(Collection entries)
>>
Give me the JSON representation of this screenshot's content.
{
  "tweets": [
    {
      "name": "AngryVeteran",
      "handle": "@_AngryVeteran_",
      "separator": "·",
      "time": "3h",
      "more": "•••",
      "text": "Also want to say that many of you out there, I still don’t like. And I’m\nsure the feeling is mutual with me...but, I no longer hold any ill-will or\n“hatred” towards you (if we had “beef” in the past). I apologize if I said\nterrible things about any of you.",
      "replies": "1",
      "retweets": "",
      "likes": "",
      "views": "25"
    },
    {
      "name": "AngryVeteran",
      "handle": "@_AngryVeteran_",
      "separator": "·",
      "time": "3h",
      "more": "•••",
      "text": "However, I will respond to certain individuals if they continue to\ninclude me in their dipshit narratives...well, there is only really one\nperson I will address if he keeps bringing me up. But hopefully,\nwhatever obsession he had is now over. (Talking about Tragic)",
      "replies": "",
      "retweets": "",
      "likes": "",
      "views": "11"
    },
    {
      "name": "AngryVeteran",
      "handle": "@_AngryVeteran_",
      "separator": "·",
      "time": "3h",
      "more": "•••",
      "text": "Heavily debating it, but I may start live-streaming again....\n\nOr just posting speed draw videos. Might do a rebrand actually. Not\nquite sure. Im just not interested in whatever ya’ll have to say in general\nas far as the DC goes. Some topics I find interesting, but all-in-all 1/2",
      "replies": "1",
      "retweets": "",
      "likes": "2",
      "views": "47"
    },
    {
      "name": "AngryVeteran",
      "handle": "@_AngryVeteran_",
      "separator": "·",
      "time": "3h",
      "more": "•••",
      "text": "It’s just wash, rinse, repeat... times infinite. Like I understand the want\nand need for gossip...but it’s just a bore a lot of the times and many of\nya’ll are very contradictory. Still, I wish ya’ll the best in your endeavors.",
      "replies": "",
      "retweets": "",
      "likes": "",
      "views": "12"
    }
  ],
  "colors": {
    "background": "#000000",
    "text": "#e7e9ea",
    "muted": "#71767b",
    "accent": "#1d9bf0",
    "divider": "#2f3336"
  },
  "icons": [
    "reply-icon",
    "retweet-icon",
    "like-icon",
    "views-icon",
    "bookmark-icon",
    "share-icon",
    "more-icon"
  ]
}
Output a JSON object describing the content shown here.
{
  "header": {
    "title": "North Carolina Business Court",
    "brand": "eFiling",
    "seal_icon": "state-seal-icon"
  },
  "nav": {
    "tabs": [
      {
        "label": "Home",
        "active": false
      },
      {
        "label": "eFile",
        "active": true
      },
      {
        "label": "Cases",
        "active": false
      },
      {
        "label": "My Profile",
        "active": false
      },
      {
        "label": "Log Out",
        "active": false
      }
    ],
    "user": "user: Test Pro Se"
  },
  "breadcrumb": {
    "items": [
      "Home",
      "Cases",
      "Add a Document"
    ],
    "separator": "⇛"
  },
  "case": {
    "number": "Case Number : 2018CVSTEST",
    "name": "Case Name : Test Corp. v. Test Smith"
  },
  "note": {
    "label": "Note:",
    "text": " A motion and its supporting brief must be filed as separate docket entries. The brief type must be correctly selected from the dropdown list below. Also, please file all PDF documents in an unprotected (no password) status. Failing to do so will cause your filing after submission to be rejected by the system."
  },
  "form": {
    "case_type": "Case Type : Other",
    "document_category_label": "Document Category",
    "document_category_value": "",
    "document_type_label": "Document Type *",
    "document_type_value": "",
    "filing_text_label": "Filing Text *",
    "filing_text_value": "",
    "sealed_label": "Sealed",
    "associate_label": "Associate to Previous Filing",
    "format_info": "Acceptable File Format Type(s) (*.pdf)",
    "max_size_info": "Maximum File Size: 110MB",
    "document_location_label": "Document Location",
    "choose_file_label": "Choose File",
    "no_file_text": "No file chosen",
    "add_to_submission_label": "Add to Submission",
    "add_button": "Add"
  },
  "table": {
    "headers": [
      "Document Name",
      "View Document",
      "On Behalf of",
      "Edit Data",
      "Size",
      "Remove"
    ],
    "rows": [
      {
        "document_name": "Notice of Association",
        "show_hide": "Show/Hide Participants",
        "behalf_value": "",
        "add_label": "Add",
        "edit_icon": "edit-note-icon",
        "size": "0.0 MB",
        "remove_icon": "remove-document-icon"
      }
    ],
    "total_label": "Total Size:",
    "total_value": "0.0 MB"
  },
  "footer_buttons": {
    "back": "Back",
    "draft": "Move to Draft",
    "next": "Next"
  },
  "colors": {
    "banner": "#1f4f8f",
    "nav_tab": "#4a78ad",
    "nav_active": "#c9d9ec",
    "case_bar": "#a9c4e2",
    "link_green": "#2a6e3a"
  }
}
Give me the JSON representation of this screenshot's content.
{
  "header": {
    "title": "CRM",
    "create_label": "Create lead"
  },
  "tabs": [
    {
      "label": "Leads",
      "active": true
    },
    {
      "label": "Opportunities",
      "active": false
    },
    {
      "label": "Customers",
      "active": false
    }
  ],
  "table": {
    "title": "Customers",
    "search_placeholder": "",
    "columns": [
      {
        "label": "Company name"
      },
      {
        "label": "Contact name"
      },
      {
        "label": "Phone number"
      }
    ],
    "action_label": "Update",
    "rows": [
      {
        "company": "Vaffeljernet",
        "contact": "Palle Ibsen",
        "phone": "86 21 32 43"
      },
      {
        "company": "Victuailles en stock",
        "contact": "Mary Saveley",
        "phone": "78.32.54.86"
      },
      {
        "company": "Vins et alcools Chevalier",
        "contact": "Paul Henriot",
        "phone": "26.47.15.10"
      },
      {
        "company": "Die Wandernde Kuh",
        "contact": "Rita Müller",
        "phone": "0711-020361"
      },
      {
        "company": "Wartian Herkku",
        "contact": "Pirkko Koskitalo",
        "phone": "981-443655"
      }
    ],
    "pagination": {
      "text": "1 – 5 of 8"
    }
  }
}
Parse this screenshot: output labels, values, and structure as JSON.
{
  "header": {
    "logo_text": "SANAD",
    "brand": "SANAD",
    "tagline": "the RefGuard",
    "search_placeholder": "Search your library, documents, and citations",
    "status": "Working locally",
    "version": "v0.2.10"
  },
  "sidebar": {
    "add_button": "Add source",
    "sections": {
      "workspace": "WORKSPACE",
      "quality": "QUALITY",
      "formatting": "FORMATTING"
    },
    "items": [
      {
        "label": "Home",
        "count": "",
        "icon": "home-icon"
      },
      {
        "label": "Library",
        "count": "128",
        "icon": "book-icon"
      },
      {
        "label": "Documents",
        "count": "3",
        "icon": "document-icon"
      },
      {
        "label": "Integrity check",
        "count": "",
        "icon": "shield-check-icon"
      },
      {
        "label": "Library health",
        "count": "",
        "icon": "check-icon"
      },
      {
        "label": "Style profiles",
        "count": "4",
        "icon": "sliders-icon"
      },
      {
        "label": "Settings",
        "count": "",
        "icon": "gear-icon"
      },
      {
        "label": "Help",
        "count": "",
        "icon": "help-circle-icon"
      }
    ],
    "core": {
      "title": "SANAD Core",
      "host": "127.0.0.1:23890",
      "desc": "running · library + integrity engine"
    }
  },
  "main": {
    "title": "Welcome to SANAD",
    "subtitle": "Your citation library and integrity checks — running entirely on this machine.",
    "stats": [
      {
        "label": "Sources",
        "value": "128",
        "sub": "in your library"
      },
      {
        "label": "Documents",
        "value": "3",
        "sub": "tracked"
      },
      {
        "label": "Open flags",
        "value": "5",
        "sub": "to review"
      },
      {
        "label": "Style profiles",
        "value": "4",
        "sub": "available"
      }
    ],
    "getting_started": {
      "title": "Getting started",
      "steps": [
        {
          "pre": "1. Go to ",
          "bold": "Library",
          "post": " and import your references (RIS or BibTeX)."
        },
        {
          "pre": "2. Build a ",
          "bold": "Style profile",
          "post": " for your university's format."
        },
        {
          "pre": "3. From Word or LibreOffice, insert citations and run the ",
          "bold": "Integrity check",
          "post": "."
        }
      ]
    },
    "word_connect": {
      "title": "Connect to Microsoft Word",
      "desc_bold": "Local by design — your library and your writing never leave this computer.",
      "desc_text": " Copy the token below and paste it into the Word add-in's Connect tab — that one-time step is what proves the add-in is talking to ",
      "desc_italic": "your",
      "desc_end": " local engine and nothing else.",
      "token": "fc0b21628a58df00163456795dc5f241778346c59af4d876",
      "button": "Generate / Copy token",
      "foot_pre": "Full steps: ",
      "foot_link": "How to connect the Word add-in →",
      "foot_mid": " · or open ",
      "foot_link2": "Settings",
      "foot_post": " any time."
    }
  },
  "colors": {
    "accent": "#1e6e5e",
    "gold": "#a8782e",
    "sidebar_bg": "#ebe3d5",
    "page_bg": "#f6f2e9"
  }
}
<<
» WHAT YOU HAVE TO DO
Indicate how many lines of the material contain the string "Settings", giving the number and nothing more.

» TASK ANSWER
2